AIM –
Filter the data for lines with the word "linear", then copy every line so identified.
>> BEGIN
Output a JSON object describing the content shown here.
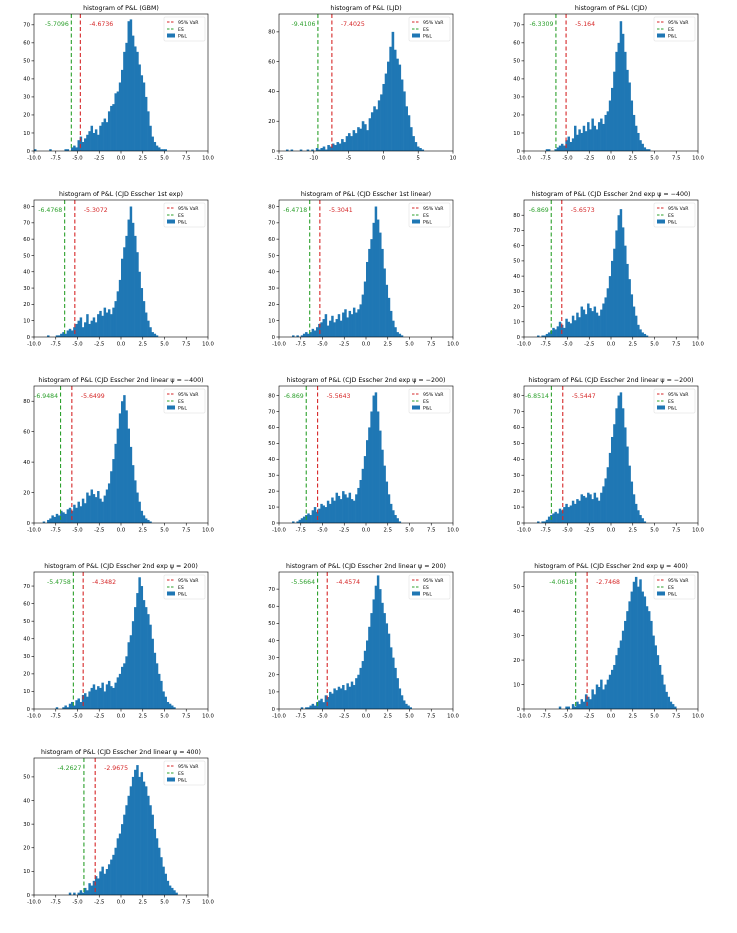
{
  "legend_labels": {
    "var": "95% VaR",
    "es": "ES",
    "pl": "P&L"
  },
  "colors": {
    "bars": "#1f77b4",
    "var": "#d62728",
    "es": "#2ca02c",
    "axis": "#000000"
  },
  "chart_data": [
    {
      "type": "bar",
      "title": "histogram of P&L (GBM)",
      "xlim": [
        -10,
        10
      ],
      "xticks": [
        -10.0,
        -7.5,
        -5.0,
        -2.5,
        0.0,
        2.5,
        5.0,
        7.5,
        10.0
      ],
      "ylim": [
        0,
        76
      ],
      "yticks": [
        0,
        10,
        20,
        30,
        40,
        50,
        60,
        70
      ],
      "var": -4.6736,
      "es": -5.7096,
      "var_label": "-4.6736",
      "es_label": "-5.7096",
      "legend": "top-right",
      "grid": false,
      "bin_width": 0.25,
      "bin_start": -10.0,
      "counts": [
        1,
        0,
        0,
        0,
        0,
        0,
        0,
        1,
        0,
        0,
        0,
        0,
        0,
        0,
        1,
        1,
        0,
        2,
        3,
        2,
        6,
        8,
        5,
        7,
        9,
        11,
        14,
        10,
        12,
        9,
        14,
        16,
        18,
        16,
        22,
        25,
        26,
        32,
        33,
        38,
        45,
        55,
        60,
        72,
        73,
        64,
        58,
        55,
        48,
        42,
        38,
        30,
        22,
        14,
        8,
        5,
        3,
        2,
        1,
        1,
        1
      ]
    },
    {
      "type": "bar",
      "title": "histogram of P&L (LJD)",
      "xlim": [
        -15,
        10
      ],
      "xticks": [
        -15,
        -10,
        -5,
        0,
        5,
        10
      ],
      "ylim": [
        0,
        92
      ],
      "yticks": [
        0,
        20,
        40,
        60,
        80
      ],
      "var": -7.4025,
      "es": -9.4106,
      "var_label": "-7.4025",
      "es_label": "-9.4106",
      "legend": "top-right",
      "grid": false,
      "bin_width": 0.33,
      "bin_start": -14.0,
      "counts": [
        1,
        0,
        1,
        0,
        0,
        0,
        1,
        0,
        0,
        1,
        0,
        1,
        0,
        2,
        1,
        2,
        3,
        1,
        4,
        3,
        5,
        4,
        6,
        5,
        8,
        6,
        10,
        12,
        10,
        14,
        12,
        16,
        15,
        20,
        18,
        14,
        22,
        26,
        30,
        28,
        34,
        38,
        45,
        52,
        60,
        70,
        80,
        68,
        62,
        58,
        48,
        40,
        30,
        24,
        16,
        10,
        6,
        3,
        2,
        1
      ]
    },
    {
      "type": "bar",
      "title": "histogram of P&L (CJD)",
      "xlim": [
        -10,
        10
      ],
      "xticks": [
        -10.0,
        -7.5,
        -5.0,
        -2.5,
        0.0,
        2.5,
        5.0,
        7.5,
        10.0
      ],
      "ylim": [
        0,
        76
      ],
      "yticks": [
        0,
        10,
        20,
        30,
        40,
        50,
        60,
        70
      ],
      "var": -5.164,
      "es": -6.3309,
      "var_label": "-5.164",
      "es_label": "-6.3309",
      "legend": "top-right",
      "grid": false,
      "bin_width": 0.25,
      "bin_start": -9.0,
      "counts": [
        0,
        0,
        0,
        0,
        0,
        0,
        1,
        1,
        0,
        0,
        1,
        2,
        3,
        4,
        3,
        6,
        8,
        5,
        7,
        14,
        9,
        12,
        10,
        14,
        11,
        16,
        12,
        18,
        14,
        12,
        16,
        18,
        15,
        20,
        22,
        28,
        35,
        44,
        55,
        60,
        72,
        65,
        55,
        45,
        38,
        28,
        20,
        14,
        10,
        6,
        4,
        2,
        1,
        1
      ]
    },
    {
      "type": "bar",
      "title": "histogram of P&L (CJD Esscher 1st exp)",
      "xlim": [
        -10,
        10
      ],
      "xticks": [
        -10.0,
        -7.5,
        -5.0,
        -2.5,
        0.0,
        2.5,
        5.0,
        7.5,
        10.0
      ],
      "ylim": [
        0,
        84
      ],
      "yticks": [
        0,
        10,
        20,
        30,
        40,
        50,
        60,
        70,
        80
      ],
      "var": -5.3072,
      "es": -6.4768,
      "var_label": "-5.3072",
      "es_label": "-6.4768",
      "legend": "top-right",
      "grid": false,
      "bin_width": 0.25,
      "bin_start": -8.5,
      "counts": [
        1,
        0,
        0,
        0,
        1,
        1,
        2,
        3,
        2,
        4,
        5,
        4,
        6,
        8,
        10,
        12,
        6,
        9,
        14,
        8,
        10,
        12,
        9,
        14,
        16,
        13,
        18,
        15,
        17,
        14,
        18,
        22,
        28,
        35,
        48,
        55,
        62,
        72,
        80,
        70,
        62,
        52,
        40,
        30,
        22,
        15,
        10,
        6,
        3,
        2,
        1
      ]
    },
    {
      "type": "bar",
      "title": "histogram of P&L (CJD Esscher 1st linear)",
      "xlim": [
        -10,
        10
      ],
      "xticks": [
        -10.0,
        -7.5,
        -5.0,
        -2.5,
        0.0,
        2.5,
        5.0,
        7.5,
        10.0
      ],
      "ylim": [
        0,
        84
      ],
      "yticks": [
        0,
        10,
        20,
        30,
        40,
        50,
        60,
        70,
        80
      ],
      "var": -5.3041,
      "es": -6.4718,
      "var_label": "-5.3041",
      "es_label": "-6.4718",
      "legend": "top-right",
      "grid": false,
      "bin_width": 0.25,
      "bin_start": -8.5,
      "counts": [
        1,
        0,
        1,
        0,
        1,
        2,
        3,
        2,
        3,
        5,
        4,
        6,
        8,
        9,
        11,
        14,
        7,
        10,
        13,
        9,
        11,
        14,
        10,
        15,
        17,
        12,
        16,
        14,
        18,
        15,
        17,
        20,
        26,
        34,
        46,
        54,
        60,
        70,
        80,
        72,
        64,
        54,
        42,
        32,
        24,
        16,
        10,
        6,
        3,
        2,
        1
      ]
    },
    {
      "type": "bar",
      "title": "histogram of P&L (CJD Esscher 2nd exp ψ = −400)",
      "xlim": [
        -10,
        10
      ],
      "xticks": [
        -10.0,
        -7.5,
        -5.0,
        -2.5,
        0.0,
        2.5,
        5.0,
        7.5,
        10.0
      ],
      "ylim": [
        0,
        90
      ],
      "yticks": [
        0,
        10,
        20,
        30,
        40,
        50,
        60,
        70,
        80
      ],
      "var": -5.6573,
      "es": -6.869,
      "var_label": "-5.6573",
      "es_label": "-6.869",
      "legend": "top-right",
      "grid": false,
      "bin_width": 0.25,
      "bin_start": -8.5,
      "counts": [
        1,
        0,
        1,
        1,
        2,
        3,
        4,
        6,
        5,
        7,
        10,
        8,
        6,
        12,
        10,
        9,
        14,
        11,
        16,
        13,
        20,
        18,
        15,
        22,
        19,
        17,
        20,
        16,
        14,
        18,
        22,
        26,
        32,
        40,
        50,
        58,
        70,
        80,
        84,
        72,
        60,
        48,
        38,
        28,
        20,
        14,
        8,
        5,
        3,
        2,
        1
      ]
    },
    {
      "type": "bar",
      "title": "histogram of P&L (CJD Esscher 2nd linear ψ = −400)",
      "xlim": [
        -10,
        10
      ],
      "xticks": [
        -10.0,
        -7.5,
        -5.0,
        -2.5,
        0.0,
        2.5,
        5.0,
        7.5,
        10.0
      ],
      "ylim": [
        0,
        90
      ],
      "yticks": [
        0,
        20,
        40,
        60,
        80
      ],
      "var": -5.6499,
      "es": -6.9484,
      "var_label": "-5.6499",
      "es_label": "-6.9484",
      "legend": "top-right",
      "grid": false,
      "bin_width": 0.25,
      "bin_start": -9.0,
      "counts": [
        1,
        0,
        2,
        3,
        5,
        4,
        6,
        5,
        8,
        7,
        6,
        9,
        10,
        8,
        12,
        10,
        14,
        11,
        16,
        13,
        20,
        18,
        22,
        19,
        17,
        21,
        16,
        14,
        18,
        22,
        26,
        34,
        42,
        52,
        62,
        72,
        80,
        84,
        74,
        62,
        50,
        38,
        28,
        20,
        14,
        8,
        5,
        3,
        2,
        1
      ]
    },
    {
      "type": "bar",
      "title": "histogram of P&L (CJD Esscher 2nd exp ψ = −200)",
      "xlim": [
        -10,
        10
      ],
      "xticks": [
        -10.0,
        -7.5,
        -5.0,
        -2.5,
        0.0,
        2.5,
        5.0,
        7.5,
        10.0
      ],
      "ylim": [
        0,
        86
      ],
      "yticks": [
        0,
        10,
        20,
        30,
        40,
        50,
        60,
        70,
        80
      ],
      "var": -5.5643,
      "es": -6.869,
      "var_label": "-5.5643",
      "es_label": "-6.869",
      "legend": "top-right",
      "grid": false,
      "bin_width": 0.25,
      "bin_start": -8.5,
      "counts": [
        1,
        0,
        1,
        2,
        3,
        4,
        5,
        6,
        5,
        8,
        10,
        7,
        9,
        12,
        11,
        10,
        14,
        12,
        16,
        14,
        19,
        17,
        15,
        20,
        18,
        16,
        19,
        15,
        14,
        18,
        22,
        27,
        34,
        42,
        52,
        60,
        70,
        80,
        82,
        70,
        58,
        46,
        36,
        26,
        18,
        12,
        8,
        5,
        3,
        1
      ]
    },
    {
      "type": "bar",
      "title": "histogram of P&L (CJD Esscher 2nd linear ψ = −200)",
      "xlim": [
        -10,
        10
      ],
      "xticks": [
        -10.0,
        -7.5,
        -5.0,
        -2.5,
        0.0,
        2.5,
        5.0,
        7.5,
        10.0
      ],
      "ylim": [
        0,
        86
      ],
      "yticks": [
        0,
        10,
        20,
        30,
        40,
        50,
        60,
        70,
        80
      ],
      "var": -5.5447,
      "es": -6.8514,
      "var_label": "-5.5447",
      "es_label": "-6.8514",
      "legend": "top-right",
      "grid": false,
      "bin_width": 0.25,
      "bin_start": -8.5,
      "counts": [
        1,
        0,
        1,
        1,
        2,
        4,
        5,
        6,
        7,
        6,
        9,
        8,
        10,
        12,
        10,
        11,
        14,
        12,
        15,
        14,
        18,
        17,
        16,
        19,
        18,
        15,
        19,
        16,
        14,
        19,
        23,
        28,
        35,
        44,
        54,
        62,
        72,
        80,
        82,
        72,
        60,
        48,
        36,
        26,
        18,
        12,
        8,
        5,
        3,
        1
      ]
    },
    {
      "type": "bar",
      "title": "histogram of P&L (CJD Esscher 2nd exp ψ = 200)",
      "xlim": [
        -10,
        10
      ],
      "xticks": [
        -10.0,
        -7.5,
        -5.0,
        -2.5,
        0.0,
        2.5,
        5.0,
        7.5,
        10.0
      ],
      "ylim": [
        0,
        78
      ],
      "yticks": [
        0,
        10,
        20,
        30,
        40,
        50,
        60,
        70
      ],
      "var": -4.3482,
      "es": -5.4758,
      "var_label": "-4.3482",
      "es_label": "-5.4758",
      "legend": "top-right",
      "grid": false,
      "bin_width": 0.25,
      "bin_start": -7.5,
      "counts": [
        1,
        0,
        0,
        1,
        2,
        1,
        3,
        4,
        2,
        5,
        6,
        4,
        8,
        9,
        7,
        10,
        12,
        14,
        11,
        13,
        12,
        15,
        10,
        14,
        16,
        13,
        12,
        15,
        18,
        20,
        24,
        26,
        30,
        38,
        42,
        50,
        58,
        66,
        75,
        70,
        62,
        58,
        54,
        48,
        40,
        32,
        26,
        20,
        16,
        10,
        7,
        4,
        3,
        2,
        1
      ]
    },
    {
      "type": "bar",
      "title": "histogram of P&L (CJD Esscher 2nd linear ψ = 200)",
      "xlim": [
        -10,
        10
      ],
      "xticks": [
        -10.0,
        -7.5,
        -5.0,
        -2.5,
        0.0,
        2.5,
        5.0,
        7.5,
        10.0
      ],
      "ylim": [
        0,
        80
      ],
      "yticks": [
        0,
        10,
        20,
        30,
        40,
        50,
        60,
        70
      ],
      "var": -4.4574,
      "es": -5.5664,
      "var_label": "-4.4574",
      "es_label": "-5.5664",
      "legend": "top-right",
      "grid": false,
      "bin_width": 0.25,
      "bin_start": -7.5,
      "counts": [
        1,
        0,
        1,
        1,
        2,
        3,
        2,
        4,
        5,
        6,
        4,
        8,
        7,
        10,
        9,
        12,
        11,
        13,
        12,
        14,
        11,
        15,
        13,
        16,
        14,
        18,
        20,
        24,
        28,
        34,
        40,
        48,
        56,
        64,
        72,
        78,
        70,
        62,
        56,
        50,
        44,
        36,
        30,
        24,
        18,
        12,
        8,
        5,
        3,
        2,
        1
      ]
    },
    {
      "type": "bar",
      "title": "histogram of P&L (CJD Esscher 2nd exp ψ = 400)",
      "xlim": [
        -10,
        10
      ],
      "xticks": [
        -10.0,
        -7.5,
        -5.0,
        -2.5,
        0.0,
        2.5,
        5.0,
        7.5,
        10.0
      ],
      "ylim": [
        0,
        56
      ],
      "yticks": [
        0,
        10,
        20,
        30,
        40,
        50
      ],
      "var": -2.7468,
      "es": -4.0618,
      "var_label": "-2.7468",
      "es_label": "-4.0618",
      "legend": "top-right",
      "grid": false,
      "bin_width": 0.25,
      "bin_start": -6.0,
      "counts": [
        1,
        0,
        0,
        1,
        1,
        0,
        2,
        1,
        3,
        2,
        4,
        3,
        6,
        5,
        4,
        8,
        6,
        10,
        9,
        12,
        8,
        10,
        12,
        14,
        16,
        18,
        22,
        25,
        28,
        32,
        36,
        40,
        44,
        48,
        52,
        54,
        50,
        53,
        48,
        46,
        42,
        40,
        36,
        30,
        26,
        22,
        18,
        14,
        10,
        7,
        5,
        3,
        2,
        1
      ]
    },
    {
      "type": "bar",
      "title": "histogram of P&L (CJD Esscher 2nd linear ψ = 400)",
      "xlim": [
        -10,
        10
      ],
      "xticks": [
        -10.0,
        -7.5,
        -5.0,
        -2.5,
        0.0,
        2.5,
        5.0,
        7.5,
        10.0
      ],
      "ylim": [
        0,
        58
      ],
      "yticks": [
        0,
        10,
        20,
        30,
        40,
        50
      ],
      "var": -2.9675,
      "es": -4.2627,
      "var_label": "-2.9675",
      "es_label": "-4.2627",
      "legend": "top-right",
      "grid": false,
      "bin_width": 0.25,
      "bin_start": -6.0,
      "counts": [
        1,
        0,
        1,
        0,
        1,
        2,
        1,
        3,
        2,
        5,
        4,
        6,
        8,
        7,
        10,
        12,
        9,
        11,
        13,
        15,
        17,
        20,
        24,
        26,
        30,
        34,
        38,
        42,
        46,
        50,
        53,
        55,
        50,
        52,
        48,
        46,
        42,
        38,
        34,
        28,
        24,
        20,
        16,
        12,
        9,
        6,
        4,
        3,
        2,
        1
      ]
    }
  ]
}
>> END
COMPLETE RESPONSE –
      "title": "histogram of P&L (CJD Esscher 1st linear)",
      "title": "histogram of P&L (CJD Esscher 2nd linear ψ = −400)",
      "title": "histogram of P&L (CJD Esscher 2nd linear ψ = −200)",
      "title": "histogram of P&L (CJD Esscher 2nd linear ψ = 200)",
      "title": "histogram of P&L (CJD Esscher 2nd linear ψ = 400)",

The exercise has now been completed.